[Dataset listings of figures]
** Begin **
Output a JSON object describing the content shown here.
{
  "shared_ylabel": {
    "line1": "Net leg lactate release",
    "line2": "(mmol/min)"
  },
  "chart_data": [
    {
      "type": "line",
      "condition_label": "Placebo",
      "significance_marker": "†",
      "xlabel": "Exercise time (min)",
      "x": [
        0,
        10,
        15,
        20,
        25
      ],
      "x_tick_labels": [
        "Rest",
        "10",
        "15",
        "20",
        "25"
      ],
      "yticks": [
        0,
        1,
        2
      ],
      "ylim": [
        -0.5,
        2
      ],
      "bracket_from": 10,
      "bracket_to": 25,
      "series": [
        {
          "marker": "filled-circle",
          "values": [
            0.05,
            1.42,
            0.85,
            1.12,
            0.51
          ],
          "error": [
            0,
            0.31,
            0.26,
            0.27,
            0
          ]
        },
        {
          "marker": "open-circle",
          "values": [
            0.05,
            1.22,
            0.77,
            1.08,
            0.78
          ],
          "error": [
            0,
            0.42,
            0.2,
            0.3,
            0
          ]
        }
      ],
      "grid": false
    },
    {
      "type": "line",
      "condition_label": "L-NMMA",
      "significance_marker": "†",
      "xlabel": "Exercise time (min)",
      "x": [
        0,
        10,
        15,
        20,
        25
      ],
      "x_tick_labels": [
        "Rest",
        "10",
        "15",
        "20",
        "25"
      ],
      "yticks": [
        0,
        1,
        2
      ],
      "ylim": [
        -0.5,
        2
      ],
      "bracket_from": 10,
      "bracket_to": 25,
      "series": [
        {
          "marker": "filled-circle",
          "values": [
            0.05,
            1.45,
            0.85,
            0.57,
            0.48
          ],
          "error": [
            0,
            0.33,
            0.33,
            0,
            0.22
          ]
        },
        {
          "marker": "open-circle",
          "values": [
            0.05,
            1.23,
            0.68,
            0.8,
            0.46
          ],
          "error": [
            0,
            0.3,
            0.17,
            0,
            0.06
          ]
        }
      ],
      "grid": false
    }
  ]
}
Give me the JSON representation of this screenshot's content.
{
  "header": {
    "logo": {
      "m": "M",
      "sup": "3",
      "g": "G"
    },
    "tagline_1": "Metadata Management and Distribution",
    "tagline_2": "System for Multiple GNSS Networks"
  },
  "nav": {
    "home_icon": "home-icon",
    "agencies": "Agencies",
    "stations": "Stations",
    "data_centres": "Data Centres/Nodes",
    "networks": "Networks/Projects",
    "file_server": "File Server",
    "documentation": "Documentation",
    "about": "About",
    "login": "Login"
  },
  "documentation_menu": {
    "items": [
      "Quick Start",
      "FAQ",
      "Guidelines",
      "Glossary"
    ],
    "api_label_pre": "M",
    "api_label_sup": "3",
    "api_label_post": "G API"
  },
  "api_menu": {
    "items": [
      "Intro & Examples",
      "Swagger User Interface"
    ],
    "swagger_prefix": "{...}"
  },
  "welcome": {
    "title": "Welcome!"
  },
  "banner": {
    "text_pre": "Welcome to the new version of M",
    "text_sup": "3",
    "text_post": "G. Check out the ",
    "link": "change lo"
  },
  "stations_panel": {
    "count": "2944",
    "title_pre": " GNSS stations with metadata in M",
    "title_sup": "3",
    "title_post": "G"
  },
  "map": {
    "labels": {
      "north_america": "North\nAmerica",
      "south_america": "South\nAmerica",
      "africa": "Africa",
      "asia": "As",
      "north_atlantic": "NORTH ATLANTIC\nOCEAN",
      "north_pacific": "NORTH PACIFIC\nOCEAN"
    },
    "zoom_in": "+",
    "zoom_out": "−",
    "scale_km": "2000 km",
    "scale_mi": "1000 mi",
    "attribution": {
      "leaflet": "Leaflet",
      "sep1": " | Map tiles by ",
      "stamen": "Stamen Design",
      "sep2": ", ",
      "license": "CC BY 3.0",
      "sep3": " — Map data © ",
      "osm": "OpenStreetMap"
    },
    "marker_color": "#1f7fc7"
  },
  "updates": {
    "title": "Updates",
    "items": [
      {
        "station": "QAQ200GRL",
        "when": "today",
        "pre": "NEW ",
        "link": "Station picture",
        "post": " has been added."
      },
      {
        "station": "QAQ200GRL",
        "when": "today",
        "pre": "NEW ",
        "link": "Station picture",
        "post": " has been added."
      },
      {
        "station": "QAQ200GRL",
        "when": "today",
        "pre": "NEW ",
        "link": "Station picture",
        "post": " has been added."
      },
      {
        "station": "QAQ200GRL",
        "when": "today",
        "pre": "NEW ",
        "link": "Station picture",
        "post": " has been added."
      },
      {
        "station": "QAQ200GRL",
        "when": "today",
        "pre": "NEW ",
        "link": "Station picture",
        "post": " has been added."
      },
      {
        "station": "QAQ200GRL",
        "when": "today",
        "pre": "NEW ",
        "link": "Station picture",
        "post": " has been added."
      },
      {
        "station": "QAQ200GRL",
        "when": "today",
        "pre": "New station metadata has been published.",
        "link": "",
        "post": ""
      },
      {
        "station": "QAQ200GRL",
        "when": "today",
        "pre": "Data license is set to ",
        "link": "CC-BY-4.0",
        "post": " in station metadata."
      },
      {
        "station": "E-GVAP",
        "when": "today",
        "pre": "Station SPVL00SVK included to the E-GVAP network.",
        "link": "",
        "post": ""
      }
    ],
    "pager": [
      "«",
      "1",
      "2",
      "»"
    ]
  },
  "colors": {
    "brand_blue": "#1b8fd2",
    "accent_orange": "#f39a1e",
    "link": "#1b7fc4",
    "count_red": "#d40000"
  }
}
** End **
# [PROBLEM REQUIREMENTS]
Return every record, word for word.

# [ANSWER]
Output a JSON object describing the content shown here.
{
  "shared_ylabel": {
    "line1": "Net leg lactate release",
    "line2": "(mmol/min)"
  },
  "chart_data": [
    {
      "type": "line",
      "condition_label": "Placebo",
      "significance_marker": "†",
      "xlabel": "Exercise time (min)",
      "x": [
        0,
        10,
        15,
        20,
        25
      ],
      "x_tick_labels": [
        "Rest",
        "10",
        "15",
        "20",
        "25"
      ],
      "yticks": [
        0,
        1,
        2
      ],
      "ylim": [
        -0.5,
        2
      ],
      "bracket_from": 10,
      "bracket_to": 25,
      "series": [
        {
          "marker": "filled-circle",
          "values": [
            0.05,
            1.42,
            0.85,
            1.12,
            0.51
          ],
          "error": [
            0,
            0.31,
            0.26,
            0.27,
            0
          ]
        },
        {
          "marker": "open-circle",
          "values": [
            0.05,
            1.22,
            0.77,
            1.08,
            0.78
          ],
          "error": [
            0,
            0.42,
            0.2,
            0.3,
            0
          ]
        }
      ],
      "grid": false
    },
    {
      "type": "line",
      "condition_label": "L-NMMA",
      "significance_marker": "†",
      "xlabel": "Exercise time (min)",
      "x": [
        0,
        10,
        15,
        20,
        25
      ],
      "x_tick_labels": [
        "Rest",
        "10",
        "15",
        "20",
        "25"
      ],
      "yticks": [
        0,
        1,
        2
      ],
      "ylim": [
        -0.5,
        2
      ],
      "bracket_from": 10,
      "bracket_to": 25,
      "series": [
        {
          "marker": "filled-circle",
          "values": [
            0.05,
            1.45,
            0.85,
            0.57,
            0.48
          ],
          "error": [
            0,
            0.33,
            0.33,
            0,
            0.22
          ]
        },
        {
          "marker": "open-circle",
          "values": [
            0.05,
            1.23,
            0.68,
            0.8,
            0.46
          ],
          "error": [
            0,
            0.3,
            0.17,
            0,
            0.06
          ]
        }
      ],
      "grid": false
    }
  ]
}
Give me the JSON representation of this screenshot's content.
{
  "header": {
    "logo": {
      "m": "M",
      "sup": "3",
      "g": "G"
    },
    "tagline_1": "Metadata Management and Distribution",
    "tagline_2": "System for Multiple GNSS Networks"
  },
  "nav": {
    "home_icon": "home-icon",
    "agencies": "Agencies",
    "stations": "Stations",
    "data_centres": "Data Centres/Nodes",
    "networks": "Networks/Projects",
    "file_server": "File Server",
    "documentation": "Documentation",
    "about": "About",
    "login": "Login"
  },
  "documentation_menu": {
    "items": [
      "Quick Start",
      "FAQ",
      "Guidelines",
      "Glossary"
    ],
    "api_label_pre": "M",
    "api_label_sup": "3",
    "api_label_post": "G API"
  },
  "api_menu": {
    "items": [
      "Intro & Examples",
      "Swagger User Interface"
    ],
    "swagger_prefix": "{...}"
  },
  "welcome": {
    "title": "Welcome!"
  },
  "banner": {
    "text_pre": "Welcome to the new version of M",
    "text_sup": "3",
    "text_post": "G. Check out the ",
    "link": "change lo"
  },
  "stations_panel": {
    "count": "2944",
    "title_pre": " GNSS stations with metadata in M",
    "title_sup": "3",
    "title_post": "G"
  },
  "map": {
    "labels": {
      "north_america": "North\nAmerica",
      "south_america": "South\nAmerica",
      "africa": "Africa",
      "asia": "As",
      "north_atlantic": "NORTH ATLANTIC\nOCEAN",
      "north_pacific": "NORTH PACIFIC\nOCEAN"
    },
    "zoom_in": "+",
    "zoom_out": "−",
    "scale_km": "2000 km",
    "scale_mi": "1000 mi",
    "attribution": {
      "leaflet": "Leaflet",
      "sep1": " | Map tiles by ",
      "stamen": "Stamen Design",
      "sep2": ", ",
      "license": "CC BY 3.0",
      "sep3": " — Map data © ",
      "osm": "OpenStreetMap"
    },
    "marker_color": "#1f7fc7"
  },
  "updates": {
    "title": "Updates",
    "items": [
      {
        "station": "QAQ200GRL",
        "when": "today",
        "pre": "NEW ",
        "link": "Station picture",
        "post": " has been added."
      },
      {
        "station": "QAQ200GRL",
        "when": "today",
        "pre": "NEW ",
        "link": "Station picture",
        "post": " has been added."
      },
      {
        "station": "QAQ200GRL",
        "when": "today",
        "pre": "NEW ",
        "link": "Station picture",
        "post": " has been added."
      },
      {
        "station": "QAQ200GRL",
        "when": "today",
        "pre": "NEW ",
        "link": "Station picture",
        "post": " has been added."
      },
      {
        "station": "QAQ200GRL",
        "when": "today",
        "pre": "NEW ",
        "link": "Station picture",
        "post": " has been added."
      },
      {
        "station": "QAQ200GRL",
        "when": "today",
        "pre": "NEW ",
        "link": "Station picture",
        "post": " has been added."
      },
      {
        "station": "QAQ200GRL",
        "when": "today",
        "pre": "New station metadata has been published.",
        "link": "",
        "post": ""
      },
      {
        "station": "QAQ200GRL",
        "when": "today",
        "pre": "Data license is set to ",
        "link": "CC-BY-4.0",
        "post": " in station metadata."
      },
      {
        "station": "E-GVAP",
        "when": "today",
        "pre": "Station SPVL00SVK included to the E-GVAP network.",
        "link": "",
        "post": ""
      }
    ],
    "pager": [
      "«",
      "1",
      "2",
      "»"
    ]
  },
  "colors": {
    "brand_blue": "#1b8fd2",
    "accent_orange": "#f39a1e",
    "link": "#1b7fc4",
    "count_red": "#d40000"
  }
}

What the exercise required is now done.